* Task goal: Copy all lines in which the word "crown" can be found.

* Records shown:
____
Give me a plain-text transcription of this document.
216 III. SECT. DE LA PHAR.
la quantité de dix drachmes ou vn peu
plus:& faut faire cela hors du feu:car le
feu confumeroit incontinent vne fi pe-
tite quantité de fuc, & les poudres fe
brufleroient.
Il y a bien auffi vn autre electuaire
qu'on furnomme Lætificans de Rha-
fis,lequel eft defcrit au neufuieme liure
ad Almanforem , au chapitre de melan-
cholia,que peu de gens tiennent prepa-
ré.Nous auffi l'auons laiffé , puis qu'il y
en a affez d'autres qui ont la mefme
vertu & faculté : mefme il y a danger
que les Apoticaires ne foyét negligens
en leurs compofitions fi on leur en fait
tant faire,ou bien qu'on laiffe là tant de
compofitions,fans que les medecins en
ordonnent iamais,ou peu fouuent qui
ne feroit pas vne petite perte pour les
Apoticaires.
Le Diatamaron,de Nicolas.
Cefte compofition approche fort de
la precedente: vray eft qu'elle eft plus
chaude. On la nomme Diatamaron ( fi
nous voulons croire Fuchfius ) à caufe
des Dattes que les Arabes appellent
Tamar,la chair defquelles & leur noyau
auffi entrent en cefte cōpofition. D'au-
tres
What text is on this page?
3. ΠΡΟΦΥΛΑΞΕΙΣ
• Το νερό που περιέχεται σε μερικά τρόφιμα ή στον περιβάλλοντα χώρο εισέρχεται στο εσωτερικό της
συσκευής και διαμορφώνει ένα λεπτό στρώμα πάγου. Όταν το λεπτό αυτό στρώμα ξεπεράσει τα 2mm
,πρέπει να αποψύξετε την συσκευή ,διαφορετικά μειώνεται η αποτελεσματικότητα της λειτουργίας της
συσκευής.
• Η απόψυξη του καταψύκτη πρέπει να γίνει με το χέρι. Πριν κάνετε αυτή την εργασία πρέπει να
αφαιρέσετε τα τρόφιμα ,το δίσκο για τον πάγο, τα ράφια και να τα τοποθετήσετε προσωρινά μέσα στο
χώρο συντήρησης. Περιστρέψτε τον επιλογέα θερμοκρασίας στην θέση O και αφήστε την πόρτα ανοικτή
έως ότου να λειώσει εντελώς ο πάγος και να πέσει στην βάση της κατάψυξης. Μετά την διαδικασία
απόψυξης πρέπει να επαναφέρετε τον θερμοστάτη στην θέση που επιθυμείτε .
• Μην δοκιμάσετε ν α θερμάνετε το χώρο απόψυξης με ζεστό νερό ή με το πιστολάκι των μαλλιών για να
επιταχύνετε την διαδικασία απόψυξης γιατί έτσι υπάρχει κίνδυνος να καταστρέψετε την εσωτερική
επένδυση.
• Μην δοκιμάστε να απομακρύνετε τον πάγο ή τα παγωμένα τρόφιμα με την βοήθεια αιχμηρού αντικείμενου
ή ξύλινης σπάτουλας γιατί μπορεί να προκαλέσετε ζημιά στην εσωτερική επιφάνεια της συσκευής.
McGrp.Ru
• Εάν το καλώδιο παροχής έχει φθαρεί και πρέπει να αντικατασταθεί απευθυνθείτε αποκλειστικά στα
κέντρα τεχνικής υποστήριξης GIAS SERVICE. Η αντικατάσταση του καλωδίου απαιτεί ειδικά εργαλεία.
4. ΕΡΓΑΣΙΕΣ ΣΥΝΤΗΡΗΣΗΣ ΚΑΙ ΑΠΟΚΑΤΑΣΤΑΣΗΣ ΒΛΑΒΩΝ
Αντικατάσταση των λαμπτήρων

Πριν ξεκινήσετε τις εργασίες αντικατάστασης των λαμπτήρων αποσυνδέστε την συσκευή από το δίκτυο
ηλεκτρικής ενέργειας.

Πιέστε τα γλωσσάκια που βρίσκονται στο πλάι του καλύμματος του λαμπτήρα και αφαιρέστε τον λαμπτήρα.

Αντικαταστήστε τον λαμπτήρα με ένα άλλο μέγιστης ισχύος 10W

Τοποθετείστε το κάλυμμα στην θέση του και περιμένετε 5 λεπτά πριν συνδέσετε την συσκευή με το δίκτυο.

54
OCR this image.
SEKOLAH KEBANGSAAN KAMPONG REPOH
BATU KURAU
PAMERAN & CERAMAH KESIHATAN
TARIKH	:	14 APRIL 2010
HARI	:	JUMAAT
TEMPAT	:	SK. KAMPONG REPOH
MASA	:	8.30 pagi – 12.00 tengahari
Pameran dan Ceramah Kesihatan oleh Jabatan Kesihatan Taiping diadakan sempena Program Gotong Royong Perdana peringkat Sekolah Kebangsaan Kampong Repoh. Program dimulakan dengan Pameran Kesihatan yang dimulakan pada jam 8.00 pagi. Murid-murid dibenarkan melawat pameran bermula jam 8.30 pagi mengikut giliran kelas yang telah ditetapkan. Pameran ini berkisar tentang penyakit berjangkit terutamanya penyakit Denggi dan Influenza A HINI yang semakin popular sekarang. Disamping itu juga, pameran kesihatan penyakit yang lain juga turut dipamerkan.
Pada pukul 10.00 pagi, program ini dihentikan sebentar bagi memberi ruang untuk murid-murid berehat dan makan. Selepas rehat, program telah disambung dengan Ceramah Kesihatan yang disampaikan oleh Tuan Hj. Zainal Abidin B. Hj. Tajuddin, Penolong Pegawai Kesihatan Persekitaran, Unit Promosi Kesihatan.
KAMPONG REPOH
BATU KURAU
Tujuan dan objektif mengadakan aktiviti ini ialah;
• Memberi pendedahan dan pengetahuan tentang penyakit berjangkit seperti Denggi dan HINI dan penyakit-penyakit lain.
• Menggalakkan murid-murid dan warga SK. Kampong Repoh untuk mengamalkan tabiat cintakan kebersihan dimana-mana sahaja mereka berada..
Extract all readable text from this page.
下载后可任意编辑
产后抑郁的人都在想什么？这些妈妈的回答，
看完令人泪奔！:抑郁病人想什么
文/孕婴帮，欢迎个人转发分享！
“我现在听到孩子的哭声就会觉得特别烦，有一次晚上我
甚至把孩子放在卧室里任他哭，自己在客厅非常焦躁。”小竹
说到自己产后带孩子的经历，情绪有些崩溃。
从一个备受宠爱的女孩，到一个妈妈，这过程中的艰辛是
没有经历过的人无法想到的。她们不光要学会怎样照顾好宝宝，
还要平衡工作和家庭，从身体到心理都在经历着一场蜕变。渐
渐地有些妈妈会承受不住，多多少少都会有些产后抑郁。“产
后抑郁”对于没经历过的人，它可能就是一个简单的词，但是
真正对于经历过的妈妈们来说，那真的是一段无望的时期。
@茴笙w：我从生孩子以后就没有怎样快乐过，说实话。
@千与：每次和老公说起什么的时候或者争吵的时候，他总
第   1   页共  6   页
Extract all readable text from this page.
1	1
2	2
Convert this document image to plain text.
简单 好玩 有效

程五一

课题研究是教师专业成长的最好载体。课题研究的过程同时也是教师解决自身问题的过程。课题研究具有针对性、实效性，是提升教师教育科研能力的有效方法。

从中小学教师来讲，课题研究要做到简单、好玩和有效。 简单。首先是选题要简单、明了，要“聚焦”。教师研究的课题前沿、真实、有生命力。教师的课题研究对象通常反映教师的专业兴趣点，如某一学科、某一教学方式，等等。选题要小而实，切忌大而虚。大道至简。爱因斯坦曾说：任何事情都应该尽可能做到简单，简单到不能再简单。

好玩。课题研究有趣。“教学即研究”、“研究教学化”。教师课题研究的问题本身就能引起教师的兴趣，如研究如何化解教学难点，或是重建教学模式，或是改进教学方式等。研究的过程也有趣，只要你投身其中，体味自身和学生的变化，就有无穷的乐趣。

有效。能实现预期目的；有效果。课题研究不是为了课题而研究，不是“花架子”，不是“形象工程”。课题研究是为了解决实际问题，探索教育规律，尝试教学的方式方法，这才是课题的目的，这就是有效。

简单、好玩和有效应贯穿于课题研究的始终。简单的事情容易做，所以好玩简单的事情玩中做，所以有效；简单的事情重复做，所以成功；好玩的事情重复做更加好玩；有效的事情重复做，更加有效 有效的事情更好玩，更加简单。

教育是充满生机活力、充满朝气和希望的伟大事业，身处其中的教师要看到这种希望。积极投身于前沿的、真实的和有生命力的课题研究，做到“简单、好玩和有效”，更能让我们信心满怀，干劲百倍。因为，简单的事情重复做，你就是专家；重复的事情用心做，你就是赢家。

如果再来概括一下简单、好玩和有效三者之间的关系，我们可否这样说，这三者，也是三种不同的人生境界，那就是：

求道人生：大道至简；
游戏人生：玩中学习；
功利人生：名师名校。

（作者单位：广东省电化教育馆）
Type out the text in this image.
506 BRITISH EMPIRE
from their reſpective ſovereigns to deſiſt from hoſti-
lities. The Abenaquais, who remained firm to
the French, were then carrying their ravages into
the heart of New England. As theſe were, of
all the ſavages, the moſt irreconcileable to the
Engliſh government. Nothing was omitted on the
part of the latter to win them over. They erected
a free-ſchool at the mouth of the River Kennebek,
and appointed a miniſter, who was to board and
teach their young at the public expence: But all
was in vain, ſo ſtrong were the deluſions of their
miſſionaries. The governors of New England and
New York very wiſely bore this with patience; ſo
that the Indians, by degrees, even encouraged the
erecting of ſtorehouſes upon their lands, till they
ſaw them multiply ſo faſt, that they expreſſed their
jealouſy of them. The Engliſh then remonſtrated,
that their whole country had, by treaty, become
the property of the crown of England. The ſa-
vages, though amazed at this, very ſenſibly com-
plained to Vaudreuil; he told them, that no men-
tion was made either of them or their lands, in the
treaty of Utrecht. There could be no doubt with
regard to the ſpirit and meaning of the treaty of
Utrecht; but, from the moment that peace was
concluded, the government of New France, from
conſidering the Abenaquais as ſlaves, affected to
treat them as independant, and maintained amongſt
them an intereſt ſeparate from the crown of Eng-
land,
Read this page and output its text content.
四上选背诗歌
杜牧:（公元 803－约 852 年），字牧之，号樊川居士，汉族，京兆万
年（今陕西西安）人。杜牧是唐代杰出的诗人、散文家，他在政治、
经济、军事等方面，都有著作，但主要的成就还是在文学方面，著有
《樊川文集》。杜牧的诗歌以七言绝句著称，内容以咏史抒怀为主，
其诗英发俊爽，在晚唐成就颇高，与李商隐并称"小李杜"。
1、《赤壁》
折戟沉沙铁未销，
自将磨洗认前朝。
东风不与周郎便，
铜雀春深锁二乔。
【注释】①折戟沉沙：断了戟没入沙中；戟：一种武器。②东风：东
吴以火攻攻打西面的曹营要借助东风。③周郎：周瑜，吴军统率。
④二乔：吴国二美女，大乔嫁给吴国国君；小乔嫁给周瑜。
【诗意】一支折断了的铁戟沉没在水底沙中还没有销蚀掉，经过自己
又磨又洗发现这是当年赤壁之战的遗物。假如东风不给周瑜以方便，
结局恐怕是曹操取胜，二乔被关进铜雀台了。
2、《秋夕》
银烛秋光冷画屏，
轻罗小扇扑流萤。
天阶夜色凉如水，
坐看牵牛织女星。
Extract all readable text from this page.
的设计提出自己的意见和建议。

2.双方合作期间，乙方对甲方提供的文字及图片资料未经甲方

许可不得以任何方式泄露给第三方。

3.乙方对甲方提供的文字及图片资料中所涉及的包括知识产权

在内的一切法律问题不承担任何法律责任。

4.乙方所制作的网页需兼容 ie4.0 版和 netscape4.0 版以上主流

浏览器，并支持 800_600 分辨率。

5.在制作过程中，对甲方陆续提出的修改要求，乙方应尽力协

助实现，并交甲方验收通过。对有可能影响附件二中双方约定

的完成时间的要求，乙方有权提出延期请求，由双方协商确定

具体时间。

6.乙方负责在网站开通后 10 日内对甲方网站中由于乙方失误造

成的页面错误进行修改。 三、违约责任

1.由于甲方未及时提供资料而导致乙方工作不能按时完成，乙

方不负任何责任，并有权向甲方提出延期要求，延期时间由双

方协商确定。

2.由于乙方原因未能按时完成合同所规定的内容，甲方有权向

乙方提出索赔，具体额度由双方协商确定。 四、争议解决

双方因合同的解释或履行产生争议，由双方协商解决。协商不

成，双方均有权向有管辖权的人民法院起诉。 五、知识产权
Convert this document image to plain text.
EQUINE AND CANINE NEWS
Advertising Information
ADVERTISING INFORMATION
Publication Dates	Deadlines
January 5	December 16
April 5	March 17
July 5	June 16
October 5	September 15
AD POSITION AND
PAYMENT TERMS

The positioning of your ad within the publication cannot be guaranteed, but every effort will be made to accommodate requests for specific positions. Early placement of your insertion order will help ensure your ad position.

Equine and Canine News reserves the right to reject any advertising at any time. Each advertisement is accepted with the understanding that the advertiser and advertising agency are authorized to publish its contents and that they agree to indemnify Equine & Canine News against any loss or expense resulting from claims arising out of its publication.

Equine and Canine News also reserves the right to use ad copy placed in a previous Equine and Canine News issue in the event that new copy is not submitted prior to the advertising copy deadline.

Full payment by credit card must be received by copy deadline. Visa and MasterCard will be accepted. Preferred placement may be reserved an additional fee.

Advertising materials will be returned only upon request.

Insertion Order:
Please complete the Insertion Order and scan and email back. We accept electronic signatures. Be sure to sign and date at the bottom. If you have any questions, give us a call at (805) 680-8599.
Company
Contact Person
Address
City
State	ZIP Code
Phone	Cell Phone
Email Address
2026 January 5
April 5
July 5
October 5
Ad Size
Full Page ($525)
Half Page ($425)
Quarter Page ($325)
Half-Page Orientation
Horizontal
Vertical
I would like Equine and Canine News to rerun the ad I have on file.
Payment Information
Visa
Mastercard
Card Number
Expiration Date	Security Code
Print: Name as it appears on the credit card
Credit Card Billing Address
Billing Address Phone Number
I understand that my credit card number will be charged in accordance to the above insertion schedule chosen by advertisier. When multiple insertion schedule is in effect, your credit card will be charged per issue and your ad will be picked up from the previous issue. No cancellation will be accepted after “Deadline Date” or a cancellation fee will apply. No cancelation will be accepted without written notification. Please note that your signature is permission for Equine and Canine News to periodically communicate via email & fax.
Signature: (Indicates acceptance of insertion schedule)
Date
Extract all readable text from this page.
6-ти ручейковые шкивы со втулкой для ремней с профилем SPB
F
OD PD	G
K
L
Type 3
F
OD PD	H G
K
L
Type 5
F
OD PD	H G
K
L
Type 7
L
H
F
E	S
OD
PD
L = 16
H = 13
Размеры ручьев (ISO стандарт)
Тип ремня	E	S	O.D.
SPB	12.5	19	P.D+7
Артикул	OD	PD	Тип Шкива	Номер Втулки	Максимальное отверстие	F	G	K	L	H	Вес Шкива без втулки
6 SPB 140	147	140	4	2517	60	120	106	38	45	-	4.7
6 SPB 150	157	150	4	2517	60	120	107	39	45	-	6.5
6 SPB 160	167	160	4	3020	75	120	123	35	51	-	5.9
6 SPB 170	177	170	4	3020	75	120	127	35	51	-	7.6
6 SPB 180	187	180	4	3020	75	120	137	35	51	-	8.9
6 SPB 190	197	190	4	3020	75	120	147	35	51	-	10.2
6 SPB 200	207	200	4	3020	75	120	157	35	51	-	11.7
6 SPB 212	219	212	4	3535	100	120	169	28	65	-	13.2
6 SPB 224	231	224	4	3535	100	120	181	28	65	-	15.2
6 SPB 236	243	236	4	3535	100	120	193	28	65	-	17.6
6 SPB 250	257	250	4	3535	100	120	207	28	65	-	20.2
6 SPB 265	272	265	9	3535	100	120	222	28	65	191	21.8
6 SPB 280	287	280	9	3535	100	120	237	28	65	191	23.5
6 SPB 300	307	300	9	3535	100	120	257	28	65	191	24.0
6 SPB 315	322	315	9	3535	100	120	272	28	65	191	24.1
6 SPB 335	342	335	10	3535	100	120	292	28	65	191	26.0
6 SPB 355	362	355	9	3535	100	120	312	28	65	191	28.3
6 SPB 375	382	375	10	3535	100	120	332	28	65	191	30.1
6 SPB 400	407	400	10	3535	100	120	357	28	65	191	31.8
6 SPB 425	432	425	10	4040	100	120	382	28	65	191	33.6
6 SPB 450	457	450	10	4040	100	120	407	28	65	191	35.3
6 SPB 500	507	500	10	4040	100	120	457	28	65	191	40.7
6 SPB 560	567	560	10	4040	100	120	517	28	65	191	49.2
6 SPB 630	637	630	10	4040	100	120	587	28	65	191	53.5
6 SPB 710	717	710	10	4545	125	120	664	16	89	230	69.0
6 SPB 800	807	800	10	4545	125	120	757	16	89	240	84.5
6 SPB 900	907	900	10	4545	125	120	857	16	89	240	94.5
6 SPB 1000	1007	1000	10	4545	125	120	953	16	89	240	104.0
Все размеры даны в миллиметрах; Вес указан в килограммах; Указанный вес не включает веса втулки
____
* Task response:
the property of the crown of England. The ſa-
them an intereſt ſeparate from the crown of Eng-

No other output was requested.